-- BEGIN PROVIDED RECORDS --

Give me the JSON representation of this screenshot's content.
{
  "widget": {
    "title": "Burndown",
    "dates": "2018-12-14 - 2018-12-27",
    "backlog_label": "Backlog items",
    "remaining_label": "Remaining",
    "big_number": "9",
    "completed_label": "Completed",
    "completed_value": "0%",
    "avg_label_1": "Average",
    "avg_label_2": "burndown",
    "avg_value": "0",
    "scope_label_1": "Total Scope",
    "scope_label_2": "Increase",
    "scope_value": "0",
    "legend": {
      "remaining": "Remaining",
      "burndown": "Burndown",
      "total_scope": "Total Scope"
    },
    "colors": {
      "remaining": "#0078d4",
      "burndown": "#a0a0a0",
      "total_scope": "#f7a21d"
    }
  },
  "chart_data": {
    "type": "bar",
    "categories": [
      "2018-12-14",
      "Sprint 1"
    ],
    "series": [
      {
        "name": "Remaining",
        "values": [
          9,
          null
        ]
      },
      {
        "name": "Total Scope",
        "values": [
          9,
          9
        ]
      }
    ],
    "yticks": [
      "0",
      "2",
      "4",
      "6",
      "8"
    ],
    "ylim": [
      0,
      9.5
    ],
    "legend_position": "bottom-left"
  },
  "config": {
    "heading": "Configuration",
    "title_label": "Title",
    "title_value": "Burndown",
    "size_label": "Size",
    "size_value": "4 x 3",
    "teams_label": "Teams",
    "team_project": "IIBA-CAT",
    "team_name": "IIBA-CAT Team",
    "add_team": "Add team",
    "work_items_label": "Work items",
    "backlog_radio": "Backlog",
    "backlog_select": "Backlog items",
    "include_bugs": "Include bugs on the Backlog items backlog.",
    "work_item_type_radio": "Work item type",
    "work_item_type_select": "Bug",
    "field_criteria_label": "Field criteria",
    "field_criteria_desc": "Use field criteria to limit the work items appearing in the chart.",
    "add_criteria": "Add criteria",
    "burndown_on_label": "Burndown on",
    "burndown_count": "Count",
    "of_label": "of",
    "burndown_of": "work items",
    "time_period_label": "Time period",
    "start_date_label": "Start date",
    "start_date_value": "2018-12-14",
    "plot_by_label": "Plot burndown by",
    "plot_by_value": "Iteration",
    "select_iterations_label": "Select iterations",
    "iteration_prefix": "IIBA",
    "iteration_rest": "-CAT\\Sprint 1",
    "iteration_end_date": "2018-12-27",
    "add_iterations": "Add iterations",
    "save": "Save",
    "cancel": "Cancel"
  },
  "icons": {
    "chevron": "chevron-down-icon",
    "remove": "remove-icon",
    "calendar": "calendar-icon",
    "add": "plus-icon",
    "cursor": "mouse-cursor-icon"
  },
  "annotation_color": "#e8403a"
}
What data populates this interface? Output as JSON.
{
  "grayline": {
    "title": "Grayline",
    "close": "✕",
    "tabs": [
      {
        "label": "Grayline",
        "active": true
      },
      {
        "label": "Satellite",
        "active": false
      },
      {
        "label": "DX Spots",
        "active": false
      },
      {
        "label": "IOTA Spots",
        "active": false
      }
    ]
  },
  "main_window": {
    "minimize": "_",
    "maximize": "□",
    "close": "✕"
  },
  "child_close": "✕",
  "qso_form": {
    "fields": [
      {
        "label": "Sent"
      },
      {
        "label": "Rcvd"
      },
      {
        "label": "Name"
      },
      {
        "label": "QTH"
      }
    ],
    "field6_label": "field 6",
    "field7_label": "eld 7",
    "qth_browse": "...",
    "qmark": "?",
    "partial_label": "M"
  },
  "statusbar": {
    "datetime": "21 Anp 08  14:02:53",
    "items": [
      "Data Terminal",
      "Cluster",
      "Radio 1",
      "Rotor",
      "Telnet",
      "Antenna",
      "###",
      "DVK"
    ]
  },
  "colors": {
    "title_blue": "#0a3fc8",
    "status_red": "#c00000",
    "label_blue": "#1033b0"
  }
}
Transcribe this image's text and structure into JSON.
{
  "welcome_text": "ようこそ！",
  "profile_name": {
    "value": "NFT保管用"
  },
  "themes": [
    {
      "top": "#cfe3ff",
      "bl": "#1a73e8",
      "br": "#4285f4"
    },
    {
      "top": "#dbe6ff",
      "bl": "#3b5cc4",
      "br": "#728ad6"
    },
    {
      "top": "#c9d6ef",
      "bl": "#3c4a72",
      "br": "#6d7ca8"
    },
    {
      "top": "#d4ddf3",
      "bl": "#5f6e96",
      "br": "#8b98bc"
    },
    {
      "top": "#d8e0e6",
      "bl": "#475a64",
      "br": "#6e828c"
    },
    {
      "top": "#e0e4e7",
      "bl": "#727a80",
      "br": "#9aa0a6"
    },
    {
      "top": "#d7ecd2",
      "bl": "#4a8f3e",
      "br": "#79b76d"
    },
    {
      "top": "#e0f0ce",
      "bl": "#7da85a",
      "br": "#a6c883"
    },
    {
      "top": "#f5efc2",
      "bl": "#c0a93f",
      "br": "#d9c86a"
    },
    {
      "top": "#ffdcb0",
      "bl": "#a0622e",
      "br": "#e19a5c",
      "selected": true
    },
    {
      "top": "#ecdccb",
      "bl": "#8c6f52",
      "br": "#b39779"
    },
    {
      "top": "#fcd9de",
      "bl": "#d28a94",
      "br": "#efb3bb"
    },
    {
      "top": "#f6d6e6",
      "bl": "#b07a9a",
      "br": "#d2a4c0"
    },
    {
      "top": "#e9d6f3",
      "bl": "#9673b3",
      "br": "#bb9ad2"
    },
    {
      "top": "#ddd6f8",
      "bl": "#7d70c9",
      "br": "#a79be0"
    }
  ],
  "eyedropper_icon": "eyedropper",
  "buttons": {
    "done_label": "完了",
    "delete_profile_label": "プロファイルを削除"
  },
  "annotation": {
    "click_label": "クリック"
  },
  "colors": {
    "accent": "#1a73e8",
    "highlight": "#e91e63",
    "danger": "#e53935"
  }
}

-- END PROVIDED RECORDS --

> _WHAT YOU NEED TO DO_
Copy all lines from the data that hold the word "iterations".

> _COMPLETE RESPONSE_
    "select_iterations_label": "Select iterations",
    "add_iterations": "Add iterations",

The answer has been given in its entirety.